-- start of GIVEN DATA --

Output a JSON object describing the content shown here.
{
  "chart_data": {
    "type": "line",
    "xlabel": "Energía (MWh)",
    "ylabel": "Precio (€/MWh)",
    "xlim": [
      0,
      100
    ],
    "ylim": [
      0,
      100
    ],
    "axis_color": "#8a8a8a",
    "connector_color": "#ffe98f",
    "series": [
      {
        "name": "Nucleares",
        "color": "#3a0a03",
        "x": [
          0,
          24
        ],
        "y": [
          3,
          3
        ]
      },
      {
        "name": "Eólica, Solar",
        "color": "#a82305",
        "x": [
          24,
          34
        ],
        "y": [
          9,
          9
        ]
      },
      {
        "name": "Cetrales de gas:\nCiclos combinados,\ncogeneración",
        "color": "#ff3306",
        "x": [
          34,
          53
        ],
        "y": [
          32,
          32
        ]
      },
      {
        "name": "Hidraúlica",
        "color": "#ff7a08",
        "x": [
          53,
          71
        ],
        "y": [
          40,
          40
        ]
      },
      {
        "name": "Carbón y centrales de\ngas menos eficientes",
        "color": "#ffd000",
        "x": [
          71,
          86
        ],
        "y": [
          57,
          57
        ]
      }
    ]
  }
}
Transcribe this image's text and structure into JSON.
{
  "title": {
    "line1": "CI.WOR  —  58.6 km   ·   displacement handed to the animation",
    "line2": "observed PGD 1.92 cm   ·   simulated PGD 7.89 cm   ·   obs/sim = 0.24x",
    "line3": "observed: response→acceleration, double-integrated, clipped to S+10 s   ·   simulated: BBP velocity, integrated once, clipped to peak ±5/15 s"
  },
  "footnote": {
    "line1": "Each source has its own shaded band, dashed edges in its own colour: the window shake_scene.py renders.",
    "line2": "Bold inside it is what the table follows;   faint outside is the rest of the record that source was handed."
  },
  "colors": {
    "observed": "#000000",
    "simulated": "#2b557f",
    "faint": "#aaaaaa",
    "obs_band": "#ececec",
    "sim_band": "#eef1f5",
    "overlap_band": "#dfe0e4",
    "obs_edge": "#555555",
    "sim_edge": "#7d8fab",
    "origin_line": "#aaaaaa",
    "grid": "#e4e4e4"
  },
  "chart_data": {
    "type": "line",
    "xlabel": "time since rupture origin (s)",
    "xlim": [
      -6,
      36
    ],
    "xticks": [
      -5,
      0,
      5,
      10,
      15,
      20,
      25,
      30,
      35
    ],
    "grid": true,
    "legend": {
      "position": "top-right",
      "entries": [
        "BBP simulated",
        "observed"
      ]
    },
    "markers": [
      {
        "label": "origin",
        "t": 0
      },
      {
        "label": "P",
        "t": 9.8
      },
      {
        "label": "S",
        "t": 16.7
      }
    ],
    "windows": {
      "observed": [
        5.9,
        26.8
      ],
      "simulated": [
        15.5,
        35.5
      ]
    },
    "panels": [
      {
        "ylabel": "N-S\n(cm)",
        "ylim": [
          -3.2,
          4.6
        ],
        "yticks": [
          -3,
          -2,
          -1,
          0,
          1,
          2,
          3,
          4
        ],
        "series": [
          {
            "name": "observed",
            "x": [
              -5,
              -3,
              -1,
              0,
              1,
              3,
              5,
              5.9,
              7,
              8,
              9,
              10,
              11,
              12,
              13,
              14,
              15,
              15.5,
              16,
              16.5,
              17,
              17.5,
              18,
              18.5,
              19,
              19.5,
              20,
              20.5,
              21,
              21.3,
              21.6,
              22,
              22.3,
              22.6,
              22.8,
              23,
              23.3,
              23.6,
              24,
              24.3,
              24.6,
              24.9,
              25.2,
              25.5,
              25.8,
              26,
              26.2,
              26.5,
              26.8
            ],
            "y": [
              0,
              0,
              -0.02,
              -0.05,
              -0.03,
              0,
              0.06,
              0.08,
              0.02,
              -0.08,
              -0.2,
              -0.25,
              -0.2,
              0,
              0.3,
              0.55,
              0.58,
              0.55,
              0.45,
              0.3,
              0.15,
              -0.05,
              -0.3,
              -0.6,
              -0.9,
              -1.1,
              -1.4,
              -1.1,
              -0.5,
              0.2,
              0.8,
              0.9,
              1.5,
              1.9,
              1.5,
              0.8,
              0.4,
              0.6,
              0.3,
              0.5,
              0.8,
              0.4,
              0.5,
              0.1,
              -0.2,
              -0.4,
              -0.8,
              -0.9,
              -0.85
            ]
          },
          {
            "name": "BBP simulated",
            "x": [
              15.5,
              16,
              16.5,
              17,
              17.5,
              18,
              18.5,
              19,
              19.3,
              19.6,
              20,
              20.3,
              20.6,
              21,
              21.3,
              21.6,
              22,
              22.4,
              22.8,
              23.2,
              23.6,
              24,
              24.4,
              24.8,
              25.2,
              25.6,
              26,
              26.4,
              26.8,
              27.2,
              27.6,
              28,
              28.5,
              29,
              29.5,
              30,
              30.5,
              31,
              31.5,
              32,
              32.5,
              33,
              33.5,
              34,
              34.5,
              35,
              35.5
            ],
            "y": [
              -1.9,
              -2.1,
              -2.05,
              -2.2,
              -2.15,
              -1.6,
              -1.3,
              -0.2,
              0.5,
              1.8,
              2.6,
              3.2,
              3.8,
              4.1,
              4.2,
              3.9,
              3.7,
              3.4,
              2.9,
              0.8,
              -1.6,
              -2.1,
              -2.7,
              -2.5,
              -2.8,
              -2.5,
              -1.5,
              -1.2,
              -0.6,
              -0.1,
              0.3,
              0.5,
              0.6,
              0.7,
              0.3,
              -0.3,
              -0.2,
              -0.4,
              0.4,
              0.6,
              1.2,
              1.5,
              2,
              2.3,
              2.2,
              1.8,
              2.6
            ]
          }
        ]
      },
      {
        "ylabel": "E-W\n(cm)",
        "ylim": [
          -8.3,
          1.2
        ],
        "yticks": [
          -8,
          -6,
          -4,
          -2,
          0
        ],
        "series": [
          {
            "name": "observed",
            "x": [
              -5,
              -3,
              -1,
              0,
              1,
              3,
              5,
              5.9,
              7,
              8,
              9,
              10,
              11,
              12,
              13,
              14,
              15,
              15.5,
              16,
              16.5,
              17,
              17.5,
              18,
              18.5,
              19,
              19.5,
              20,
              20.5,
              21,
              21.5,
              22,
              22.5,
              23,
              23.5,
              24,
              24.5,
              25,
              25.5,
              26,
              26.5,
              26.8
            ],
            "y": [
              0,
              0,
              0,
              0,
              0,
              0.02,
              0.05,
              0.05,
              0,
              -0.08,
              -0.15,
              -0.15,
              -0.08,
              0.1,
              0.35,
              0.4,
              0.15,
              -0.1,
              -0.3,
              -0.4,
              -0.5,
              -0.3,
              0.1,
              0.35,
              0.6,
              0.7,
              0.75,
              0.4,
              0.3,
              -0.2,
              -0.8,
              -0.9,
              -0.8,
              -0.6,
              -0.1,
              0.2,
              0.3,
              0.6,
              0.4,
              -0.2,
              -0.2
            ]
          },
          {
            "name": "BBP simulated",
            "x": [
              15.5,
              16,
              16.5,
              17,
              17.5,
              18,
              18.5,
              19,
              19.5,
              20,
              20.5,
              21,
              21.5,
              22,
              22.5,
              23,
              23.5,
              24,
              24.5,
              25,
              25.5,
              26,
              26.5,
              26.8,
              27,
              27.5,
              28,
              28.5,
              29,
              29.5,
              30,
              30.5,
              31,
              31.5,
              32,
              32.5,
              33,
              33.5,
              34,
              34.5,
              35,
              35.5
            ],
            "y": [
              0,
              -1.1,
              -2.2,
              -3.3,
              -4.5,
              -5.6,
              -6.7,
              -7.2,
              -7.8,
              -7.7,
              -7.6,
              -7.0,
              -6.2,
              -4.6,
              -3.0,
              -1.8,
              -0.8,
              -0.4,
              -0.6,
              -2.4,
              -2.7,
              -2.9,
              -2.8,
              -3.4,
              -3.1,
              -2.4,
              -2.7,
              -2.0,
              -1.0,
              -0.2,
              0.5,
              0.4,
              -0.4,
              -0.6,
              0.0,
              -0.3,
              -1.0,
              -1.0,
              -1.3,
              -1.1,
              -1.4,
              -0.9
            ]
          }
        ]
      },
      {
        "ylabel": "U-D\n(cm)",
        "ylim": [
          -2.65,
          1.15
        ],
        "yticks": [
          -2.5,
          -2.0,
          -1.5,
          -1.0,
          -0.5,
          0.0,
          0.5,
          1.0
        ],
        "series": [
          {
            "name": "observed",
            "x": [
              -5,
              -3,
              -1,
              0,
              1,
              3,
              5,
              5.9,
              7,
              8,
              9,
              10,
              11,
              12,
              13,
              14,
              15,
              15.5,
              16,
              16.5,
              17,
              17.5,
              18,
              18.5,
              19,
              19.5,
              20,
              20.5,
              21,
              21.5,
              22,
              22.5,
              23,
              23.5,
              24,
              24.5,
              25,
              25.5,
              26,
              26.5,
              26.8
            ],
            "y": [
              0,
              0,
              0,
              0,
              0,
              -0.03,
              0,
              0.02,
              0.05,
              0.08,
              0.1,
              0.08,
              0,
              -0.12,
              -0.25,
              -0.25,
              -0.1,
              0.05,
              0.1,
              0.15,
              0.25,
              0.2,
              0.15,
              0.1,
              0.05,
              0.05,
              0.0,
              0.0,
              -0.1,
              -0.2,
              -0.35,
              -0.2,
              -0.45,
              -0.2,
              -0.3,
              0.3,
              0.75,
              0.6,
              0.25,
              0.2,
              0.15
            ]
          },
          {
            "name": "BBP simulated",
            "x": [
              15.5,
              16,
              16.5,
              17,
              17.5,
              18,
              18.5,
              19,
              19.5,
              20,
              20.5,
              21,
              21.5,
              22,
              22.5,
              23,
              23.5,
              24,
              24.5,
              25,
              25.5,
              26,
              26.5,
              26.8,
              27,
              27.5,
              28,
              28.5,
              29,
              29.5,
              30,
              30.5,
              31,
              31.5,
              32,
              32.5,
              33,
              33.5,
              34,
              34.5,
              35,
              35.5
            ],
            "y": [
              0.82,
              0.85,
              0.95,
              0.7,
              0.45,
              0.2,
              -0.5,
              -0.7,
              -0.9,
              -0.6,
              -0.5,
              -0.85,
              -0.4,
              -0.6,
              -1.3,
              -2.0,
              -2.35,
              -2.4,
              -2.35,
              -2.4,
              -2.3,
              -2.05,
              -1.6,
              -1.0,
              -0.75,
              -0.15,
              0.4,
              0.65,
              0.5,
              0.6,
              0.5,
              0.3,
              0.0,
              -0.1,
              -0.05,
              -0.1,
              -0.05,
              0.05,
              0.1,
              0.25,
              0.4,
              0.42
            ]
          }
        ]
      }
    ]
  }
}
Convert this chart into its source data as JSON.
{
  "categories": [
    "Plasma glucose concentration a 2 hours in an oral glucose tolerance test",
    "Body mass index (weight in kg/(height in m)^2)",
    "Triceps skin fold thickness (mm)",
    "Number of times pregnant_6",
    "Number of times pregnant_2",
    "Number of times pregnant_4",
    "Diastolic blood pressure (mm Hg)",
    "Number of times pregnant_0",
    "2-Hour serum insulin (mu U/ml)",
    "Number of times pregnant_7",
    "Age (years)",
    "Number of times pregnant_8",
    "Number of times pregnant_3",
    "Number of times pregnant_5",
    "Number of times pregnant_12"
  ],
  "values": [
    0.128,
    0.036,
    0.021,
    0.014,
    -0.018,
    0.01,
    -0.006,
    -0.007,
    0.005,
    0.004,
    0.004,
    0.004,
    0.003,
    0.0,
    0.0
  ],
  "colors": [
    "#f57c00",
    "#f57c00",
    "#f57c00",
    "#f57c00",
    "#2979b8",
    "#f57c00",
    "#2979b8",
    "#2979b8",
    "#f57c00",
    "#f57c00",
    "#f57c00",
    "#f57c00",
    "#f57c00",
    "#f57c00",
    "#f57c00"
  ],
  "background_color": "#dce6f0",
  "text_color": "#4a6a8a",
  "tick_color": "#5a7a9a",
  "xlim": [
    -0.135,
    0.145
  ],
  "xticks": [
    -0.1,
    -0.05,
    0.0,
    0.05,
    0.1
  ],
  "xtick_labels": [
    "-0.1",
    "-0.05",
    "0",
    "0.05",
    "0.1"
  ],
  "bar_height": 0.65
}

-- end of GIVEN DATA --

GIVEN REQUEST » Which lines hold the word "observed"? Copy every one of them.

RESULT »
    "line2": "observed PGD 1.92 cm   ·   simulated PGD 7.89 cm   ·   obs/sim = 0.24x",
    "line3": "observed: response→acceleration, double-integrated, clipped to S+10 s   ·   simulated: BBP velocity, integrated once, clipped to peak ±5/15 s"
    "observed": "#000000",
        "observed"
      "observed": [
            "name": "observed",
            "name": "observed",
            "name": "observed",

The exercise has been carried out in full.